* **Short task**
Write out all the lines again, precisely as they stand, but without the images.

[Collected data entries]
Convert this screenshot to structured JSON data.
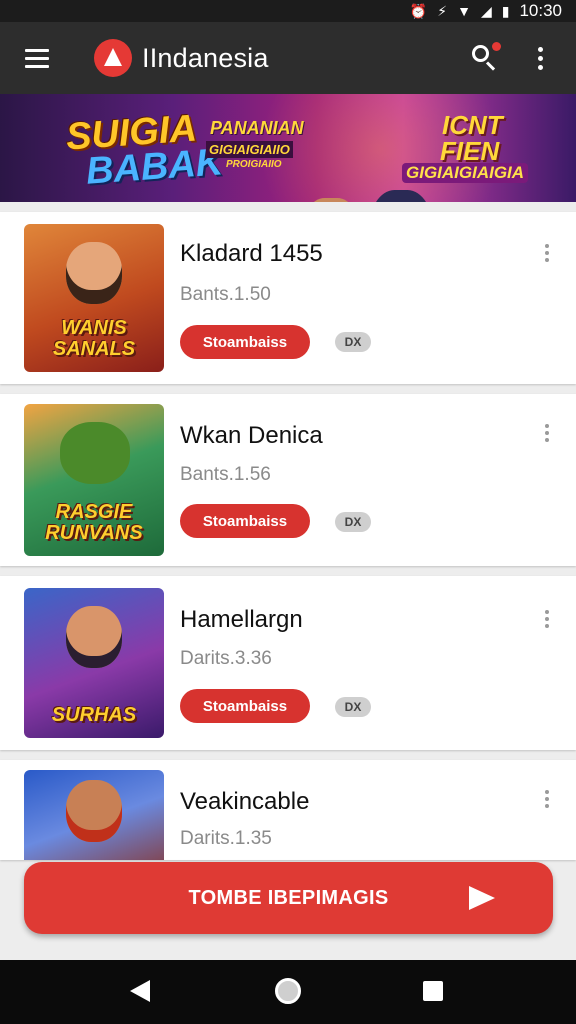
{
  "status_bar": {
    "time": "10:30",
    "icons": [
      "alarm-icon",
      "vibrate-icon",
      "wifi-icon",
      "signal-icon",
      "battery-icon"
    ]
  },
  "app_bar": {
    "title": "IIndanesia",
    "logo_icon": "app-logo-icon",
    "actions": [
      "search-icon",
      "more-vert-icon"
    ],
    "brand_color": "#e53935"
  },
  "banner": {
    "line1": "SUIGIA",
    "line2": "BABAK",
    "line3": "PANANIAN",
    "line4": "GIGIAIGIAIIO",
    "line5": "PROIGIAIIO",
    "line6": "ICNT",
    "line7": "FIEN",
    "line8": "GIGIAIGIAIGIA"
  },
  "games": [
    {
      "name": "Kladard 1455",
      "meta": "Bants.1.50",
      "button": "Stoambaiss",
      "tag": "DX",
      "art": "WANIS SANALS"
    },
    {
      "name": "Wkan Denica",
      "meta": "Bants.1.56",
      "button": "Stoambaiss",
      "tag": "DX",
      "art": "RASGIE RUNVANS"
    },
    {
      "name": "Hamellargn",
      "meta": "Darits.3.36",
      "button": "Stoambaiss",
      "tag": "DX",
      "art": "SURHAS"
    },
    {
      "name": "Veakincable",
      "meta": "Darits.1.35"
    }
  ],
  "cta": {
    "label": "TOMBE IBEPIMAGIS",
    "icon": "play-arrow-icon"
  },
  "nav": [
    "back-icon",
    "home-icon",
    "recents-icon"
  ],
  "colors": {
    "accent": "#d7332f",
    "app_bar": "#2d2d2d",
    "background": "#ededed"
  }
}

* **Exercise answer**
Convert this screenshot to structured JSON data.
{
  "status_bar": {
    "time": "10:30",
    "icons": [
      "alarm-icon",
      "vibrate-icon",
      "wifi-icon",
      "signal-icon",
      "battery-icon"
    ]
  },
  "app_bar": {
    "title": "IIndanesia",
    "logo_icon": "app-logo-icon",
    "actions": [
      "search-icon",
      "more-vert-icon"
    ],
    "brand_color": "#e53935"
  },
  "banner": {
    "line1": "SUIGIA",
    "line2": "BABAK",
    "line3": "PANANIAN",
    "line4": "GIGIAIGIAIIO",
    "line5": "PROIGIAIIO",
    "line6": "ICNT",
    "line7": "FIEN",
    "line8": "GIGIAIGIAIGIA"
  },
  "games": [
    {
      "name": "Kladard 1455",
      "meta": "Bants.1.50",
      "button": "Stoambaiss",
      "tag": "DX",
      "art": "WANIS SANALS"
    },
    {
      "name": "Wkan Denica",
      "meta": "Bants.1.56",
      "button": "Stoambaiss",
      "tag": "DX",
      "art": "RASGIE RUNVANS"
    },
    {
      "name": "Hamellargn",
      "meta": "Darits.3.36",
      "button": "Stoambaiss",
      "tag": "DX",
      "art": "SURHAS"
    },
    {
      "name": "Veakincable",
      "meta": "Darits.1.35"
    }
  ],
  "cta": {
    "label": "TOMBE IBEPIMAGIS",
    "icon": "play-arrow-icon"
  },
  "nav": [
    "back-icon",
    "home-icon",
    "recents-icon"
  ],
  "colors": {
    "accent": "#d7332f",
    "app_bar": "#2d2d2d",
    "background": "#ededed"
  }
}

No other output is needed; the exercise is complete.